Exercise prompt: Copy the records below exactly as they appear.

___ Extracted entries

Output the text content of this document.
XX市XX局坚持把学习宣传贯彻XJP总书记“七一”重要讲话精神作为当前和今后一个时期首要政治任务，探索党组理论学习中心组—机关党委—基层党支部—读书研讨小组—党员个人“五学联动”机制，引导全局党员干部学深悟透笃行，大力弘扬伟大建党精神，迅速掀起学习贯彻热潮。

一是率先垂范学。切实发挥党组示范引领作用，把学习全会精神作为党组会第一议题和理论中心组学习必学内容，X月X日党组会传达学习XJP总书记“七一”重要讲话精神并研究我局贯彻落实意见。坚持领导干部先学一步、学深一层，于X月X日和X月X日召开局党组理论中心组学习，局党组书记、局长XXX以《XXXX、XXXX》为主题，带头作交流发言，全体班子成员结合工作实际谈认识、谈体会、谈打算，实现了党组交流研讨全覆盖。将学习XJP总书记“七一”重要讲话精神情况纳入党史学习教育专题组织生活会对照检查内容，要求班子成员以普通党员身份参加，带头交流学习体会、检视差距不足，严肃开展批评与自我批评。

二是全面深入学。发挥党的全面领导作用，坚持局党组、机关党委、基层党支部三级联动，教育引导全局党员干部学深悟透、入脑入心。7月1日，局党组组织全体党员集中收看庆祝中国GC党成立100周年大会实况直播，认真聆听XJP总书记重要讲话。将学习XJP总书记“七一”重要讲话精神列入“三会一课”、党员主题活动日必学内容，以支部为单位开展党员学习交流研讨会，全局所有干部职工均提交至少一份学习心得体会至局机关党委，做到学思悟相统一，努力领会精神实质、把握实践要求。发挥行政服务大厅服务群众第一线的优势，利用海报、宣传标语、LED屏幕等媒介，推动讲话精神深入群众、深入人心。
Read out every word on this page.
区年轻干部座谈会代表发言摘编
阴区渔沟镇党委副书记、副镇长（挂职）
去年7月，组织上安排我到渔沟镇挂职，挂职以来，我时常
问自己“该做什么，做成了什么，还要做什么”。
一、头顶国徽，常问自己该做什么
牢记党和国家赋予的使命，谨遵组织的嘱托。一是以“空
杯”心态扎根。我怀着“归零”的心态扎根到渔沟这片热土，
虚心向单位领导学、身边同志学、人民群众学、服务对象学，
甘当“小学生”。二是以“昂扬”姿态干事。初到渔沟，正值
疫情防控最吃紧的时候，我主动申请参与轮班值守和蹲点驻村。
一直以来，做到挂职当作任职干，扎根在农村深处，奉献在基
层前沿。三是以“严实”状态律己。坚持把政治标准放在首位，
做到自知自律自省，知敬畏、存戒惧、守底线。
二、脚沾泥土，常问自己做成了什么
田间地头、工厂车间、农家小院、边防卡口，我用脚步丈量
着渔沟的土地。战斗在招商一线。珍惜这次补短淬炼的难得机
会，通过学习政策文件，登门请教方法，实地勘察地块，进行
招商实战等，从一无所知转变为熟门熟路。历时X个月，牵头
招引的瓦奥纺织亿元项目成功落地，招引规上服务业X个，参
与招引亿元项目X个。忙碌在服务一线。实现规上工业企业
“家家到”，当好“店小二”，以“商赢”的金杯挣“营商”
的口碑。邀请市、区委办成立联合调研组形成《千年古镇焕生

______

Task result:
Output the text content of this document.
XX市XX局坚持把学习宣传贯彻XJP总书记“七一”重要讲话精神作为当前和今后一个时期首要政治任务，探索党组理论学习中心组—机关党委—基层党支部—读书研讨小组—党员个人“五学联动”机制，引导全局党员干部学深悟透笃行，大力弘扬伟大建党精神，迅速掀起学习贯彻热潮。

一是率先垂范学。切实发挥党组示范引领作用，把学习全会精神作为党组会第一议题和理论中心组学习必学内容，X月X日党组会传达学习XJP总书记“七一”重要讲话精神并研究我局贯彻落实意见。坚持领导干部先学一步、学深一层，于X月X日和X月X日召开局党组理论中心组学习，局党组书记、局长XXX以《XXXX、XXXX》为主题，带头作交流发言，全体班子成员结合工作实际谈认识、谈体会、谈打算，实现了党组交流研讨全覆盖。将学习XJP总书记“七一”重要讲话精神情况纳入党史学习教育专题组织生活会对照检查内容，要求班子成员以普通党员身份参加，带头交流学习体会、检视差距不足，严肃开展批评与自我批评。

二是全面深入学。发挥党的全面领导作用，坚持局党组、机关党委、基层党支部三级联动，教育引导全局党员干部学深悟透、入脑入心。7月1日，局党组组织全体党员集中收看庆祝中国GC党成立100周年大会实况直播，认真聆听XJP总书记重要讲话。将学习XJP总书记“七一”重要讲话精神列入“三会一课”、党员主题活动日必学内容，以支部为单位开展党员学习交流研讨会，全局所有干部职工均提交至少一份学习心得体会至局机关党委，做到学思悟相统一，努力领会精神实质、把握实践要求。发挥行政服务大厅服务群众第一线的优势，利用海报、宣传标语、LED屏幕等媒介，推动讲话精神深入群众、深入人心。
Read out every word on this page.
区年轻干部座谈会代表发言摘编
阴区渔沟镇党委副书记、副镇长（挂职）
去年7月，组织上安排我到渔沟镇挂职，挂职以来，我时常
问自己“该做什么，做成了什么，还要做什么”。
一、头顶国徽，常问自己该做什么
牢记党和国家赋予的使命，谨遵组织的嘱托。一是以“空
杯”心态扎根。我怀着“归零”的心态扎根到渔沟这片热土，
虚心向单位领导学、身边同志学、人民群众学、服务对象学，
甘当“小学生”。二是以“昂扬”姿态干事。初到渔沟，正值
疫情防控最吃紧的时候，我主动申请参与轮班值守和蹲点驻村。
一直以来，做到挂职当作任职干，扎根在农村深处，奉献在基
层前沿。三是以“严实”状态律己。坚持把政治标准放在首位，
做到自知自律自省，知敬畏、存戒惧、守底线。
二、脚沾泥土，常问自己做成了什么
田间地头、工厂车间、农家小院、边防卡口，我用脚步丈量
着渔沟的土地。战斗在招商一线。珍惜这次补短淬炼的难得机
会，通过学习政策文件，登门请教方法，实地勘察地块，进行
招商实战等，从一无所知转变为熟门熟路。历时X个月，牵头
招引的瓦奥纺织亿元项目成功落地，招引规上服务业X个，参
与招引亿元项目X个。忙碌在服务一线。实现规上工业企业
“家家到”，当好“店小二”，以“商赢”的金杯挣“营商”
的口碑。邀请市、区委办成立联合调研组形成《千年古镇焕生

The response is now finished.